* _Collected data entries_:
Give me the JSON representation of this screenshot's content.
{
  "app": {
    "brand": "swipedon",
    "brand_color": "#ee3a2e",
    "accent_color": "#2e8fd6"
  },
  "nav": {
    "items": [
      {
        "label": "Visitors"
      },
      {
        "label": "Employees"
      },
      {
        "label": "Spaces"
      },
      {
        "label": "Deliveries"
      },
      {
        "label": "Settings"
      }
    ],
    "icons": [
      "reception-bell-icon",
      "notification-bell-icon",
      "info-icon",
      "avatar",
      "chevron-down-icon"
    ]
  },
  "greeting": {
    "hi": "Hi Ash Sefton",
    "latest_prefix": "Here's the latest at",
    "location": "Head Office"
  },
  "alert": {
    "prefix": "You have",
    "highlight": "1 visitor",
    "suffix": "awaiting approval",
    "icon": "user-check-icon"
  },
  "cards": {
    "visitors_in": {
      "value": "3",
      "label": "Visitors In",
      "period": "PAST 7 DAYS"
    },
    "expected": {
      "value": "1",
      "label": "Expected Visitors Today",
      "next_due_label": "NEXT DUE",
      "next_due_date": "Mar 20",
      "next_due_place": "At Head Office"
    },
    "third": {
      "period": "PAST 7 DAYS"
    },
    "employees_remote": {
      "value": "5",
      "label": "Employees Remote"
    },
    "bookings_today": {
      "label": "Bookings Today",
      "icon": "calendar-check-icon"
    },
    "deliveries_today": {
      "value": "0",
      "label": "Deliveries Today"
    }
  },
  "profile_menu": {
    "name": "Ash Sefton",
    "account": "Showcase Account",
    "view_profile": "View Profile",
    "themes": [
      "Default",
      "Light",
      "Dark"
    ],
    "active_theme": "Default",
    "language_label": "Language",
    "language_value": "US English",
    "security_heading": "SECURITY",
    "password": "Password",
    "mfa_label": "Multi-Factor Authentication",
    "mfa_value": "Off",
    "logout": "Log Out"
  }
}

* _What you will do_:
From the listing, copy each line containing the word "bell".

* _Task answer_:
      "reception-bell-icon",
      "notification-bell-icon",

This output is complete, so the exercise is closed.